● Set problem
Show, in full, each line of the data that contains "Africa".
======== Data supplied ========
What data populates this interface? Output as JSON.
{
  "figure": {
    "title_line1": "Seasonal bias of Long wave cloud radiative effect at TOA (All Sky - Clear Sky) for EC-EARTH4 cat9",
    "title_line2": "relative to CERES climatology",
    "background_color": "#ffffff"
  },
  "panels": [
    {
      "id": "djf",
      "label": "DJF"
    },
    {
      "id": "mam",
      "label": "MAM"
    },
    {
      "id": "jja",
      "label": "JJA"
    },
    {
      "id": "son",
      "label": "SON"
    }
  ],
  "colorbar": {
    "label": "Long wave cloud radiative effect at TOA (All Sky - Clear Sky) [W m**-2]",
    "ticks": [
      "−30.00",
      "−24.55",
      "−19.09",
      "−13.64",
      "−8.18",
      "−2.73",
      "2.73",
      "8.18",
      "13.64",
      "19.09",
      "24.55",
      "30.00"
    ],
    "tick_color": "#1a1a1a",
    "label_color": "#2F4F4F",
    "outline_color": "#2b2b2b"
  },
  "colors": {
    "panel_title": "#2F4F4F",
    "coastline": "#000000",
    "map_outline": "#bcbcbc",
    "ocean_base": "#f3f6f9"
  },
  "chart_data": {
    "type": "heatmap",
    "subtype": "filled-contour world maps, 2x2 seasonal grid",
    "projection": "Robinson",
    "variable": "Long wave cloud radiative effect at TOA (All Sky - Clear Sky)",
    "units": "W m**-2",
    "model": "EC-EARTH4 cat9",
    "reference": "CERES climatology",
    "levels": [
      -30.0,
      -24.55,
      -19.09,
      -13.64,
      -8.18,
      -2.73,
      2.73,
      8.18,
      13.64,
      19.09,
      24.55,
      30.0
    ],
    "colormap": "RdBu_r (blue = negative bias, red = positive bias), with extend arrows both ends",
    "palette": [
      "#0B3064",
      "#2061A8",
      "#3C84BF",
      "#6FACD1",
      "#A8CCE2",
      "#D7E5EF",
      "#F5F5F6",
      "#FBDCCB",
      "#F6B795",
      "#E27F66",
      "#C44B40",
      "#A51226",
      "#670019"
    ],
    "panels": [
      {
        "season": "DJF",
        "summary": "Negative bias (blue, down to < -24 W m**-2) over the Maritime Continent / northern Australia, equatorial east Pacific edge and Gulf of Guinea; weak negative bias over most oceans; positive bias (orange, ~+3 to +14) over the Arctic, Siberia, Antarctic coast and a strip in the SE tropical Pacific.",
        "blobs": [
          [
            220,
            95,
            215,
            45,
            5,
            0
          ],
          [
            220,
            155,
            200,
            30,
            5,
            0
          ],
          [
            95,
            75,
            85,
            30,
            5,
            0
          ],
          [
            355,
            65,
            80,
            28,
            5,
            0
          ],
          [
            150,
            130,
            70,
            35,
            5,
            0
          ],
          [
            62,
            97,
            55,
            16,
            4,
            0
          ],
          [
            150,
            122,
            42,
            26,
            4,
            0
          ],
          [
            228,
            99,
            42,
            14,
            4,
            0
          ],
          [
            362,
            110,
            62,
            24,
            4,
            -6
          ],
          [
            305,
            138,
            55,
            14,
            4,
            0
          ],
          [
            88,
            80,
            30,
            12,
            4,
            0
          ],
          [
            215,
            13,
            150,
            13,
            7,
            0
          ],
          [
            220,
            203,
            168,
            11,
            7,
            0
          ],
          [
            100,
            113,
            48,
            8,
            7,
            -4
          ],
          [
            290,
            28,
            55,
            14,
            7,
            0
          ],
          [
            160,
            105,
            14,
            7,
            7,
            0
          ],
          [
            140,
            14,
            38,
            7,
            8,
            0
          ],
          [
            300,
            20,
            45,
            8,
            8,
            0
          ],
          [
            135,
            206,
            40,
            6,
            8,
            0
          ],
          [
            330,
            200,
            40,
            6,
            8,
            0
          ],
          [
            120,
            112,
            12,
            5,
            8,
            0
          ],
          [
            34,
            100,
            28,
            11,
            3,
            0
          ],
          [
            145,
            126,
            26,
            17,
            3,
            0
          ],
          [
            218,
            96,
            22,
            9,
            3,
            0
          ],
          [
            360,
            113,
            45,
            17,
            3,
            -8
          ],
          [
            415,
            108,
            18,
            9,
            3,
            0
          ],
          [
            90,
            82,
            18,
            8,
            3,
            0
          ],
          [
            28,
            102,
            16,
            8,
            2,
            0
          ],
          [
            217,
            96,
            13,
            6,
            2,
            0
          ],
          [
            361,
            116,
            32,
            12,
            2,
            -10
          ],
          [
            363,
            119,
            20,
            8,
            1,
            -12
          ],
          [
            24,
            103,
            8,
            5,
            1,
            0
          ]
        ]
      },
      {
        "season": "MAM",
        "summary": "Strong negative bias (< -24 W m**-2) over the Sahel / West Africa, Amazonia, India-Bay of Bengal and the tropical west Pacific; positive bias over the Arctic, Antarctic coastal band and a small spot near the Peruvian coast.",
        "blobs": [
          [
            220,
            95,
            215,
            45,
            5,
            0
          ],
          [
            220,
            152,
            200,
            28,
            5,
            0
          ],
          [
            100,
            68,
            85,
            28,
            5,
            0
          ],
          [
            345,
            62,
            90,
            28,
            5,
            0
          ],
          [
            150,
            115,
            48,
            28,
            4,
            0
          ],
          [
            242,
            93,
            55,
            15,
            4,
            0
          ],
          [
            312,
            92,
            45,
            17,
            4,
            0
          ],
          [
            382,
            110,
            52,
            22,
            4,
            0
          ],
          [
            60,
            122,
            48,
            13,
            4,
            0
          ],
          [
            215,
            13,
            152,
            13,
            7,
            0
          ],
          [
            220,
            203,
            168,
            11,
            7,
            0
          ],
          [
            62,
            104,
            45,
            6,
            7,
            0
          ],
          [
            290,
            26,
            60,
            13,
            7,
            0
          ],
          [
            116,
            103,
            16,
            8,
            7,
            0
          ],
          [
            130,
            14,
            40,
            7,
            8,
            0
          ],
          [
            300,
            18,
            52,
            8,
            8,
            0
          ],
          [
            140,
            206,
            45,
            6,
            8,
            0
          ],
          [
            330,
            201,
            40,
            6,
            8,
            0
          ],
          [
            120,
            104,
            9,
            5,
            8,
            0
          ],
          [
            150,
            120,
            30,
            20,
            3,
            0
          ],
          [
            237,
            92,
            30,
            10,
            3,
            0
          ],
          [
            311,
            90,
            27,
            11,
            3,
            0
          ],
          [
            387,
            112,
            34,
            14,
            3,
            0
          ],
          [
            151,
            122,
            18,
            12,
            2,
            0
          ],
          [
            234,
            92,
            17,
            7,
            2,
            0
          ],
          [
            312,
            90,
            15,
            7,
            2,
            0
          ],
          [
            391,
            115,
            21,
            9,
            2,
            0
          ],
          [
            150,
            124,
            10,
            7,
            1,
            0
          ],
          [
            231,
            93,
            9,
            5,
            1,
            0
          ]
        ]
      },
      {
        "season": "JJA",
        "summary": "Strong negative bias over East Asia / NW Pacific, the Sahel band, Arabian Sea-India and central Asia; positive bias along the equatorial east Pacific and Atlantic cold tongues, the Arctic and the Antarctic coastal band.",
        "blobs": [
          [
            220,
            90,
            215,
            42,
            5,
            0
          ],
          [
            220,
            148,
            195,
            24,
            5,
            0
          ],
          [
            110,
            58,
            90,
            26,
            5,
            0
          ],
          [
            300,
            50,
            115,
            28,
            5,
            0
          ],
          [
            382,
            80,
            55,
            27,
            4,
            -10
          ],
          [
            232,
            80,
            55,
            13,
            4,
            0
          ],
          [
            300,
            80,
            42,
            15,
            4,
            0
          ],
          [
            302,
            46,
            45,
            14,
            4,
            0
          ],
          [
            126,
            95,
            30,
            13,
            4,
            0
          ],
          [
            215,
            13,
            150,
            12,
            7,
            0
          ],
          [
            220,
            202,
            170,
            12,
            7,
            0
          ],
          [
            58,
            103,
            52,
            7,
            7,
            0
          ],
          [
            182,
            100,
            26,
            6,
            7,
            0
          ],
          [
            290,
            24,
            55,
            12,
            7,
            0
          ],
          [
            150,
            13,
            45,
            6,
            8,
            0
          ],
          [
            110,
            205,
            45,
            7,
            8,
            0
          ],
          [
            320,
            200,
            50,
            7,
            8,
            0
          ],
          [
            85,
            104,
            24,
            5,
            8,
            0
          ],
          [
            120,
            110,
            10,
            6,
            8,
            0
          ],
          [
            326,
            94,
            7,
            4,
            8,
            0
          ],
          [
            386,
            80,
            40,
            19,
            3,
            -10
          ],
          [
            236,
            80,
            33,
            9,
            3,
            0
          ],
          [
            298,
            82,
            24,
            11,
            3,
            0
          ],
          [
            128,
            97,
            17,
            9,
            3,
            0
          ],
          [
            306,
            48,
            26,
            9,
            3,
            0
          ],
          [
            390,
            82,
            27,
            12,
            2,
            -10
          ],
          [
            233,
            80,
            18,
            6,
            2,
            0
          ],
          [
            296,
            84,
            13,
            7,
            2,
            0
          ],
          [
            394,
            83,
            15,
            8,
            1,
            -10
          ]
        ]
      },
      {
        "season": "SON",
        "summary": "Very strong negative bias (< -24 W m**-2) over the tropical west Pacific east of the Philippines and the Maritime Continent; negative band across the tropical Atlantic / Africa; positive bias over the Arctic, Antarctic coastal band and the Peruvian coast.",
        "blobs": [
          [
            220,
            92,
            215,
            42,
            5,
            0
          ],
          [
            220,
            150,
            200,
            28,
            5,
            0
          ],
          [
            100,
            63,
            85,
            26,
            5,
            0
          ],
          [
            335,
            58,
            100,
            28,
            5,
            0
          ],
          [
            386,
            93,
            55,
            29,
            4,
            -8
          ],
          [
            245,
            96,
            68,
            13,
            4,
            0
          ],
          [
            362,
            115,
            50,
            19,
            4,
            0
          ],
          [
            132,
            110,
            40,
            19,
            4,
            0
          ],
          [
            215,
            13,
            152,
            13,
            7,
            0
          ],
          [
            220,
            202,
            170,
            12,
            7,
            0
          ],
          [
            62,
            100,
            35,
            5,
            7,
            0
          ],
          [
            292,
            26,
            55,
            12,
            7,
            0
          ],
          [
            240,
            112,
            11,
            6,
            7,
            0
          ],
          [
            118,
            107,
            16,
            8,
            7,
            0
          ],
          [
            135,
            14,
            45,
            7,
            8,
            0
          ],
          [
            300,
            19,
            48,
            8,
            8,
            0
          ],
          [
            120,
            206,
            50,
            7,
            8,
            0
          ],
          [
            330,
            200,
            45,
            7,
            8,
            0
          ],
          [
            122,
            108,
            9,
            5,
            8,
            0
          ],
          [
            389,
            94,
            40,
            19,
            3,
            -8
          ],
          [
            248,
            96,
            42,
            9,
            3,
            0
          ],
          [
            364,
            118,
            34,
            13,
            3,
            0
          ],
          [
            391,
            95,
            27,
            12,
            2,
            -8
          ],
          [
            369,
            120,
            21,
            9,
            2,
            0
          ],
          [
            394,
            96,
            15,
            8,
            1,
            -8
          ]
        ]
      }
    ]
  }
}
========
● Solution to the problem
        "summary": "Strong negative bias (< -24 W m**-2) over the Sahel / West Africa, Amazonia, India-Bay of Bengal and the tropical west Pacific; positive bias over the Arctic, Antarctic coastal band and a small spot near the Peruvian coast.",
        "summary": "Very strong negative bias (< -24 W m**-2) over the tropical west Pacific east of the Philippines and the Maritime Continent; negative band across the tropical Atlantic / Africa; positive bias over the Arctic, Antarctic coastal band and the Peruvian coast.",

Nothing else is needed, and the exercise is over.